### Ausgewählter Auszug
Urteil 20. März 2008 
II. zivilrechtliche Abteilung 
 
Besetzung 
Bundesrichter Raselli, Präsident, 
Bundesrichter Meyer, 
Bundesrichterin Jacquemoud-Rossari, 
Gerichtsschreiber Möckli. 
 
Parteien 
X.________ (Ehefrau), 
Beschwerdeführerin, 
vertreten durch Rechtsanwalt Thomas Frey, 
 
gegen 
 
Y.________ (Ehemann), Belgien, 
Beschwerdegegner, 
vertreten durch Rechtsanwalt Fredy Fässler, 
 
Gegenstand 
Ehescheidung, 
 
Beschwerde gegen den Entscheid des Kantonsgerichts St. Gallen vom 25. September 2007. 
 
Sachverhalt: 
 
A. 
Y.________ (Ehemann) und X.________ (Ehefrau) heirateten im Jahr 1987. Sie haben die Zwillingstöchter R.________ und S.________, geb. 1994. Der gemeinsame Haushalt wurde Ende 2001 aufgelöst. Anfangs 2004 wurde Y.________ Vater eines Kindes mit seiner neuen Lebenspartnerin. Kurz nach Einreichung der Scheidungsklage im Juli 2004 zog er zurück nach Belgien, wo er Vater eines weiteren Kindes wurde. Im Jahr 2007 heiratete er seine Partnerin. Er kündigte an, dass ein drittes Kind unterwegs sei. 
 
B. 
Mit Entscheid vom 13. Juni 2006 schied das Kreisgericht St. Gallen die Ehe von Y.________ und X.________. Es stellte R.________ und S.________ unter die elterliche Sorge der Mutter, sah von einer Regelung des persönlichen Verkehrs ab und hob die Beistandschaft auf. Sodann verpflichtete es Y.________ zu Kinderunterhalt von je Fr. 1'000.-- bis zum Abschluss der Erstausbildung und zu nachehelichem Unterhalt von Fr. 1'100.--. 
 
C. 
Mit Berufung beantragte Y.________ ein Ferienrecht von sechs Wochen und die Anordnung einer Beistandschaft. Sodann verlangte er, der Kinderunterhalt sei auf je Fr. 500.-- herabzusetzen und von nachehelichem Unterhalt sei ganz abzusehen. 
 
Bezüglich des persönlichen Verkehrs und der Beistandschaft trafen die Parteien eine Vereinbarung, welche das Obergericht des Kantons St. Gallen mit Entscheid vom 25. September 2007 genehmigte. Sodann verpflichtete es Y.________ zu Kinderunterhaltsbeiträgen von je Fr. 750.-- bis zum Abschluss der Erstausbildung und sah von der Festsetzung nachehelichen Unterhalts ab, verbunden mit der Feststellung, dass der Fehlbetrag zur Deckung des gebührenden Unterhalts von X.________ Fr. 650.-- betrage.

### Bereitgestellte Angaben
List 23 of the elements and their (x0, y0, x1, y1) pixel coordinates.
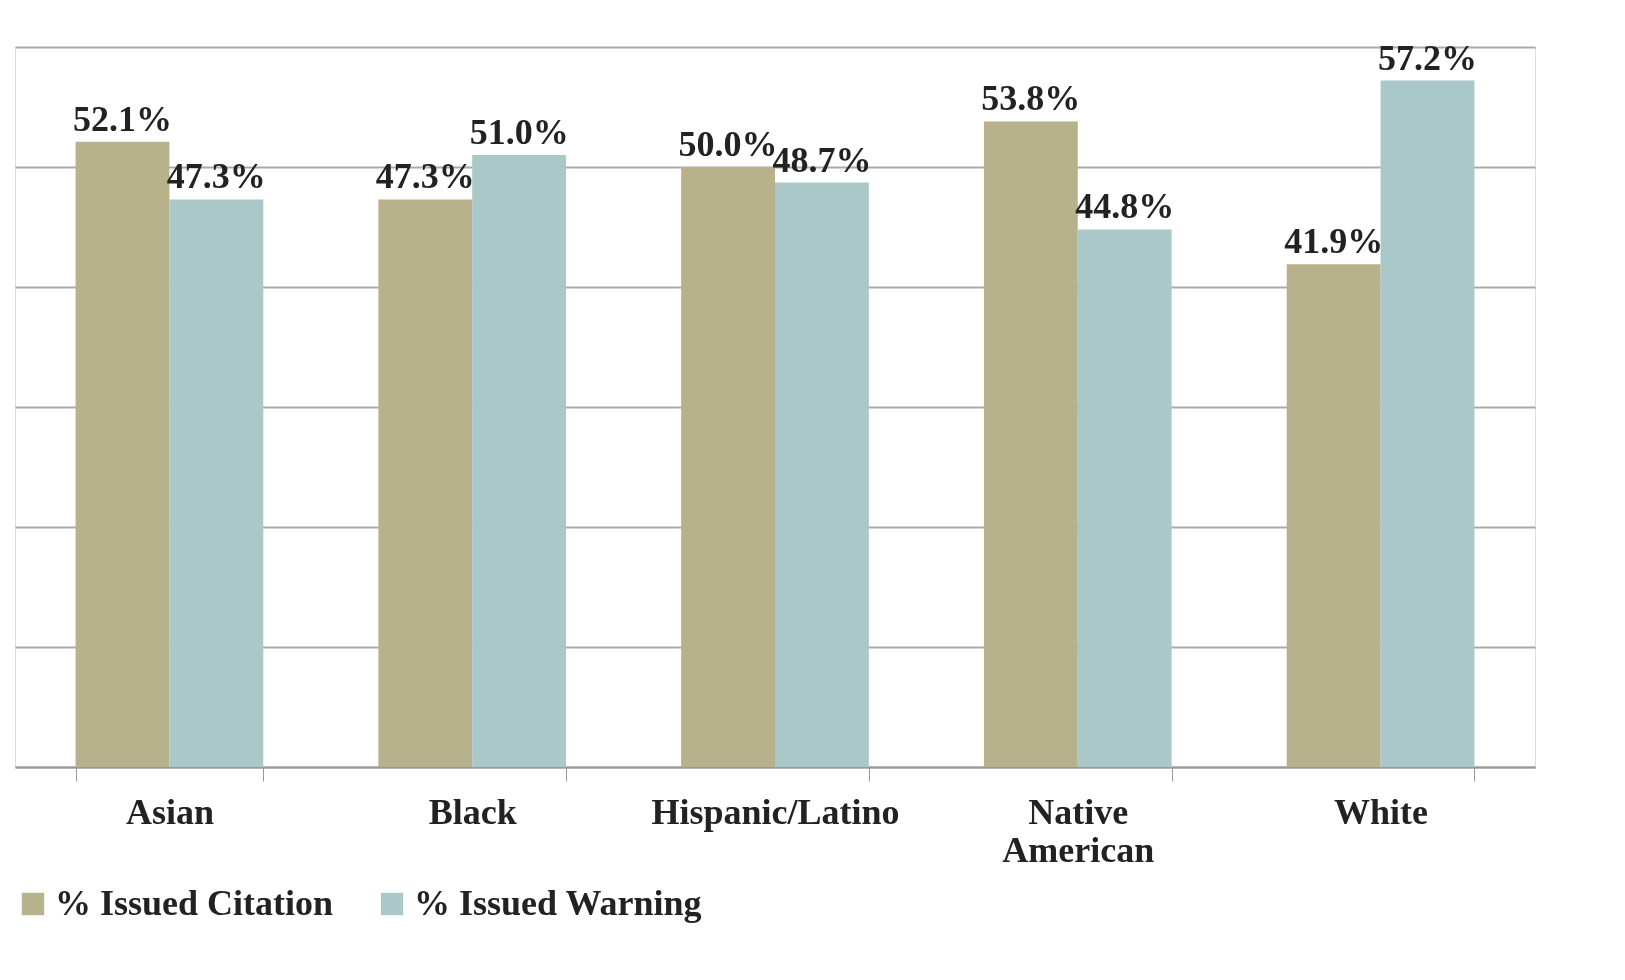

### Aufgabenstellung
Wie lautet der Abschnitt des Urteils, der mit „Mit Berufung beantragte“ beginnt und bis einschließlich „sei ganz abzusehen.“ reicht, wenn man darin „Ferienrecht“ durch „Besuchsrecht“ ersetzt? Die Auflistung wird nicht benötigt.

### Ergebnis
Mit Berufung beantragte Y.________ ein Besuchsrecht von sechs Wochen und die Anordnung einer Beistandschaft. Sodann verlangte er, der Kinderunterhalt sei auf je Fr. 500.-- herabzusetzen und von nachehelichem Unterhalt sei ganz abzusehen.